** begin **

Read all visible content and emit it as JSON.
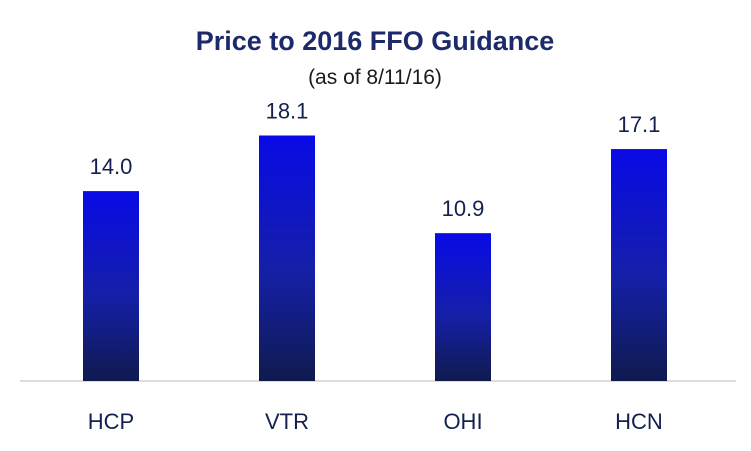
{
  "chart_data": {
    "type": "bar",
    "title": "Price to 2016 FFO Guidance",
    "subtitle": "(as of 8/11/16)",
    "categories": [
      "HCP",
      "VTR",
      "OHI",
      "HCN"
    ],
    "values": [
      14.0,
      18.1,
      10.9,
      17.1
    ],
    "value_labels": [
      "14.0",
      "18.1",
      "10.9",
      "17.1"
    ],
    "xlabel": "",
    "ylabel": "",
    "ylim": [
      0,
      18.8
    ],
    "grid": false,
    "legend": "none",
    "colors": {
      "bar_top": "#0a0ae6",
      "bar_bottom": "#101a4e",
      "title": "#1c2a6b",
      "axis": "#d0d0d0"
    }
  }
}
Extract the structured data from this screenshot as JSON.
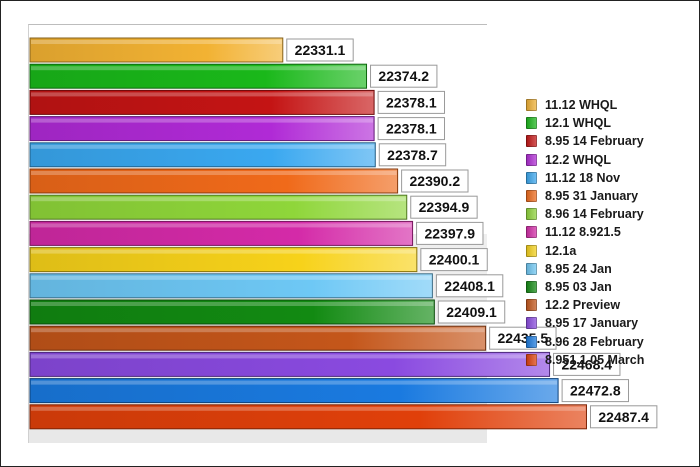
{
  "chart_data": {
    "type": "bar",
    "orientation": "horizontal",
    "title": "",
    "xlabel": "",
    "ylabel": "",
    "legend_position": "right",
    "grid": false,
    "series": [
      {
        "name": "11.12 WHQL",
        "value": 22331.1,
        "color": "#f2b233"
      },
      {
        "name": "12.1 WHQL",
        "value": 22374.2,
        "color": "#1ab81a"
      },
      {
        "name": "8.95 14 February",
        "value": 22378.1,
        "color": "#c41414"
      },
      {
        "name": "12.2 WHQL",
        "value": 22378.1,
        "color": "#b02ad6"
      },
      {
        "name": "11.12 18 Nov",
        "value": 22378.7,
        "color": "#3aa8f0"
      },
      {
        "name": "8.95 31 January",
        "value": 22390.2,
        "color": "#f06a1a"
      },
      {
        "name": "8.96 14 February",
        "value": 22394.9,
        "color": "#8fd63a"
      },
      {
        "name": "11.12 8.921.5",
        "value": 22397.9,
        "color": "#d42aa8"
      },
      {
        "name": "12.1a",
        "value": 22400.1,
        "color": "#f7d21a"
      },
      {
        "name": "8.95 24 Jan",
        "value": 22408.1,
        "color": "#6ec8f5"
      },
      {
        "name": "8.95 03 Jan",
        "value": 22409.1,
        "color": "#128a12"
      },
      {
        "name": "12.2 Preview",
        "value": 22435.5,
        "color": "#c4561a"
      },
      {
        "name": "8.95 17 January",
        "value": 22468.4,
        "color": "#8a4ae0"
      },
      {
        "name": "8.96 28 February",
        "value": 22472.8,
        "color": "#1a7ae0"
      },
      {
        "name": "8.951.1 05 March",
        "value": 22487.4,
        "color": "#e0400a"
      }
    ]
  }
}
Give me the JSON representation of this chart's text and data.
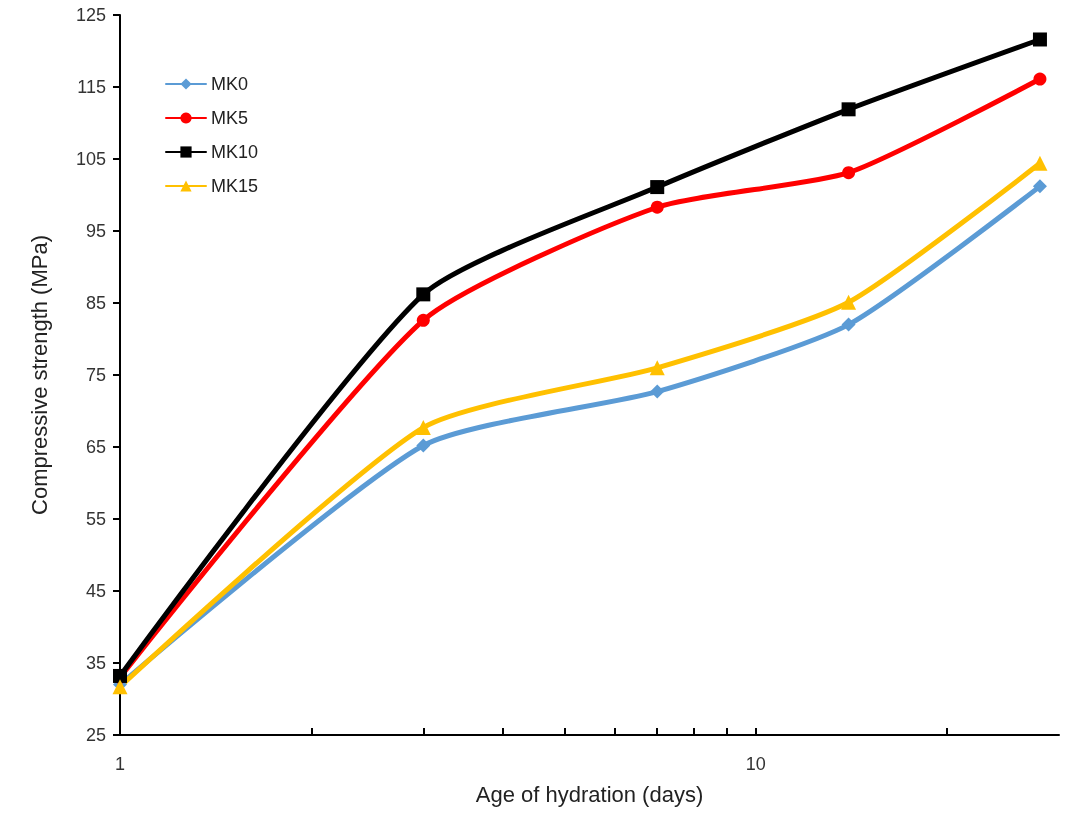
{
  "chart_data": {
    "type": "line",
    "xlabel": "Age of hydration (days)",
    "ylabel": "Compressive strength (MPa)",
    "log": "x",
    "xlim": [
      1,
      30
    ],
    "xticks": [
      1,
      {
        "value": 2,
        "label": null
      },
      {
        "value": 3,
        "label": null
      },
      {
        "value": 4,
        "label": null
      },
      {
        "value": 5,
        "label": null
      },
      {
        "value": 6,
        "label": null
      },
      {
        "value": 7,
        "label": null
      },
      {
        "value": 8,
        "label": null
      },
      {
        "value": 9,
        "label": null
      },
      10,
      {
        "value": 20,
        "label": null
      }
    ],
    "ylim": [
      25,
      125
    ],
    "yticks": [
      25,
      35,
      45,
      55,
      65,
      75,
      85,
      95,
      105,
      115,
      125
    ],
    "grid": false,
    "legend": "top left",
    "line_style": "solid",
    "x": [
      1,
      3,
      7,
      14,
      28
    ],
    "series": [
      {
        "name": "MK0",
        "color": "#5b9bd5",
        "marker": "diamond",
        "values": [
          32,
          65.2,
          72.7,
          82,
          101.2
        ]
      },
      {
        "name": "MK5",
        "color": "#ff0000",
        "marker": "circle",
        "values": [
          33,
          82.6,
          98.3,
          103.1,
          116.1
        ]
      },
      {
        "name": "MK10",
        "color": "#000000",
        "marker": "square",
        "values": [
          33.2,
          86.2,
          101.1,
          111.9,
          121.6
        ]
      },
      {
        "name": "MK15",
        "color": "#ffc000",
        "marker": "triangle",
        "values": [
          31.7,
          67.7,
          76,
          85.1,
          104.4
        ]
      }
    ]
  }
}
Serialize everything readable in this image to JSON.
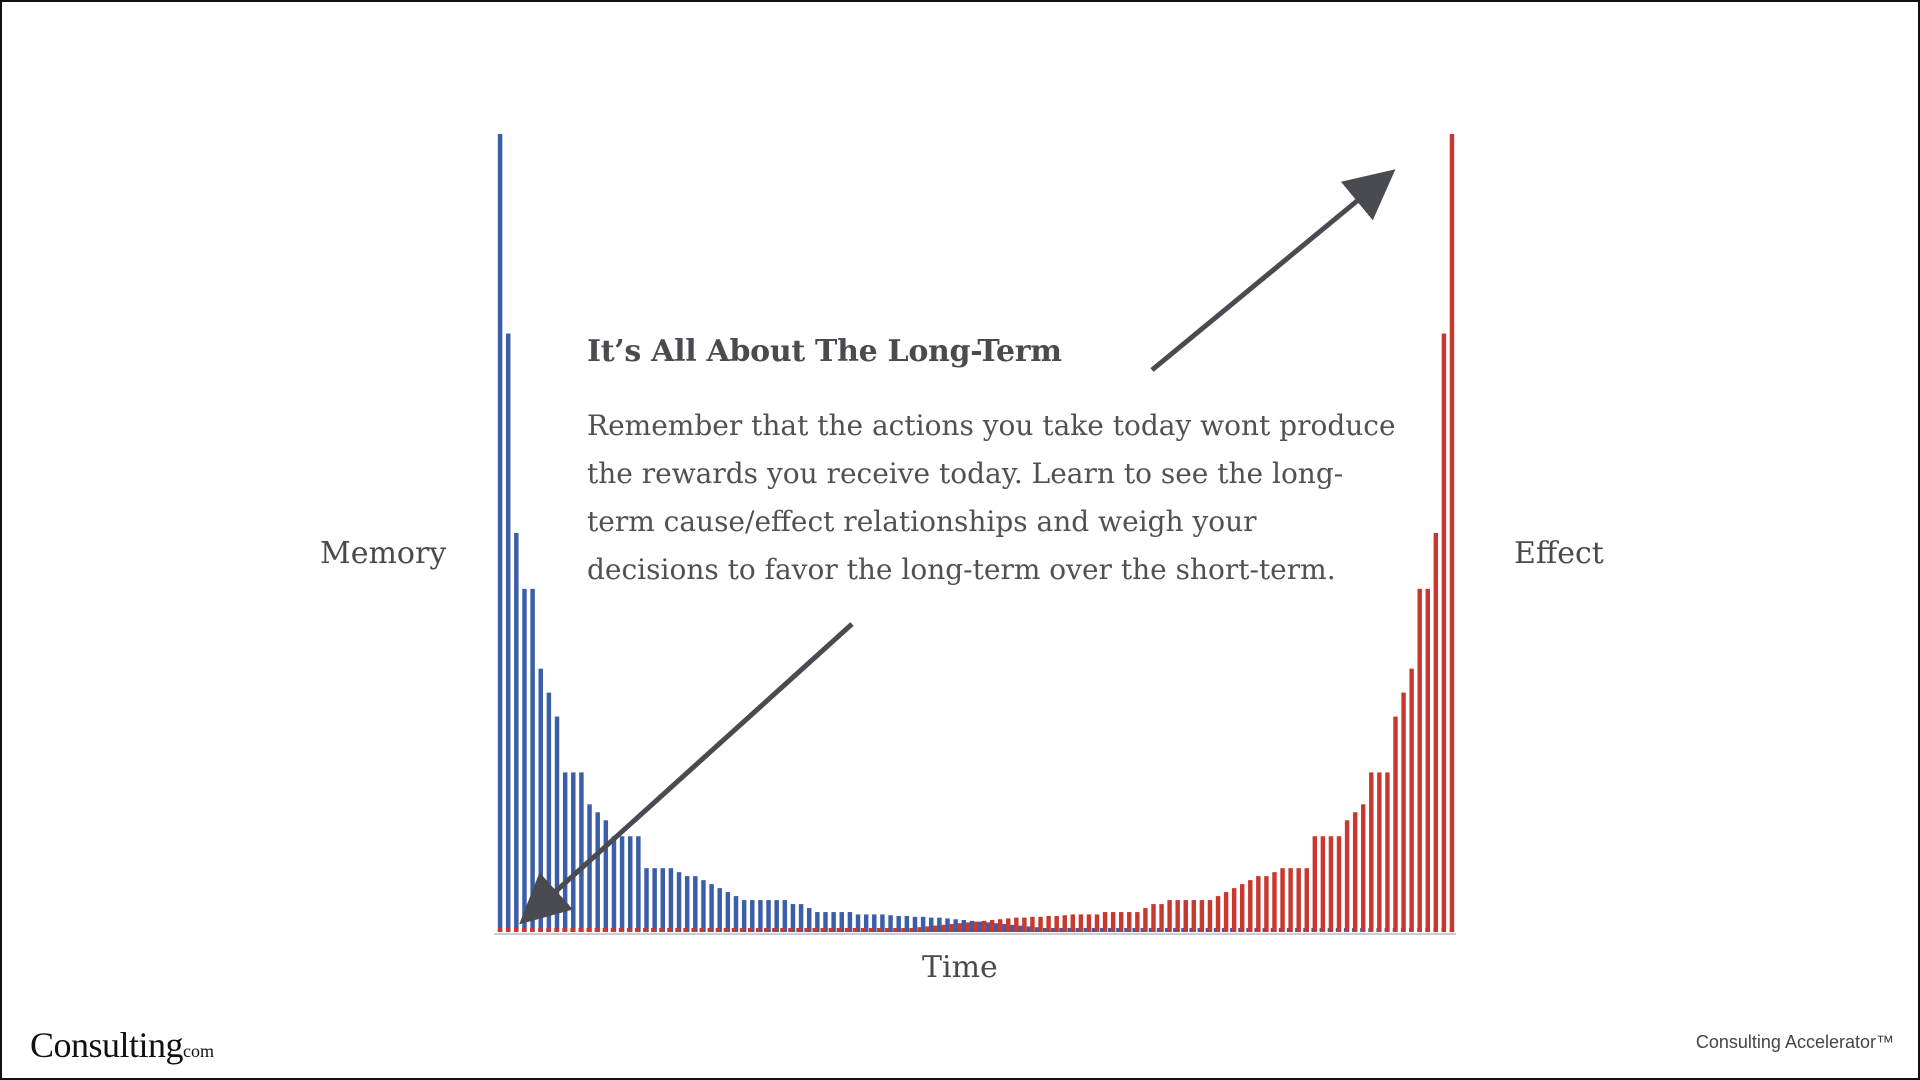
{
  "slide": {
    "heading": "It’s All About The Long-Term",
    "body": "Remember that the actions you take today wont produce the rewards you receive today. Learn to see the long-term cause/effect relationships and weigh your decisions to favor the long-term over the short-term.",
    "footer_logo_main": "Consulting",
    "footer_logo_sub": "com",
    "footer_brand": "Consulting Accelerator™"
  },
  "chart_data": {
    "type": "bar",
    "xlabel": "Time",
    "ylabel_left": "Memory",
    "ylabel_right": "Effect",
    "series": [
      {
        "color": "#3b5ea8",
        "values": [
          100,
          75,
          50,
          43,
          43,
          33,
          30,
          27,
          20,
          20,
          20,
          16,
          15,
          14,
          12,
          12,
          12,
          12,
          8,
          8,
          8,
          8,
          7.5,
          7,
          7,
          6.5,
          6,
          5.5,
          5,
          4.5,
          4,
          4,
          4,
          4,
          4,
          4,
          3.5,
          3.5,
          3,
          2.5,
          2.5,
          2.5,
          2.5,
          2.5,
          2.2,
          2.2,
          2.2,
          2.2,
          2.1,
          2.0,
          2.0,
          1.9,
          1.9,
          1.8,
          1.8,
          1.7,
          1.6,
          1.5,
          1.4,
          1.3,
          1.2,
          1.1,
          1.0,
          0.9,
          0.8,
          0.7,
          0.6,
          0.5,
          0.5,
          0.5,
          0.5,
          0.5,
          0.5,
          0.5,
          0.5,
          0.5,
          0.5,
          0.5,
          0.5,
          0.5,
          0.5,
          0.5,
          0.5,
          0.5,
          0.5,
          0.5,
          0.5,
          0.5,
          0.5,
          0.5,
          0.5,
          0.5,
          0.5,
          0.5,
          0.5,
          0.5,
          0.5,
          0.5,
          0.5,
          0.5,
          0.5,
          0.5,
          0.5,
          0.5,
          0.5,
          0.5,
          0.5,
          0.5,
          0.5,
          0.5,
          0.5,
          0.5,
          0.5,
          0.5,
          0.5,
          0.5,
          0.5,
          0.5
        ]
      },
      {
        "color": "#c8382f",
        "values": [
          0.5,
          0.5,
          0.5,
          0.5,
          0.5,
          0.5,
          0.5,
          0.5,
          0.5,
          0.5,
          0.5,
          0.5,
          0.5,
          0.5,
          0.5,
          0.5,
          0.5,
          0.5,
          0.5,
          0.5,
          0.5,
          0.5,
          0.5,
          0.5,
          0.5,
          0.5,
          0.5,
          0.5,
          0.5,
          0.5,
          0.5,
          0.5,
          0.5,
          0.5,
          0.5,
          0.5,
          0.5,
          0.5,
          0.5,
          0.5,
          0.5,
          0.5,
          0.5,
          0.5,
          0.5,
          0.5,
          0.5,
          0.5,
          0.5,
          0.5,
          0.5,
          0.5,
          0.6,
          0.7,
          0.8,
          0.9,
          1.0,
          1.1,
          1.2,
          1.3,
          1.4,
          1.5,
          1.6,
          1.7,
          1.8,
          1.8,
          1.9,
          1.9,
          2.0,
          2.0,
          2.1,
          2.2,
          2.2,
          2.2,
          2.2,
          2.5,
          2.5,
          2.5,
          2.5,
          2.5,
          3,
          3.5,
          3.5,
          4,
          4,
          4,
          4,
          4,
          4,
          4.5,
          5,
          5.5,
          6,
          6.5,
          7,
          7,
          7.5,
          8,
          8,
          8,
          8,
          12,
          12,
          12,
          12,
          14,
          15,
          16,
          20,
          20,
          20,
          27,
          30,
          33,
          43,
          43,
          50,
          75,
          100
        ]
      }
    ]
  }
}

** end **

* [What you should do]: Copy out every line of the material above that mentions the word "Consulting".

* [Exercise output]:
    "footer_logo_main": "Consulting",
    "footer_brand": "Consulting Accelerator™"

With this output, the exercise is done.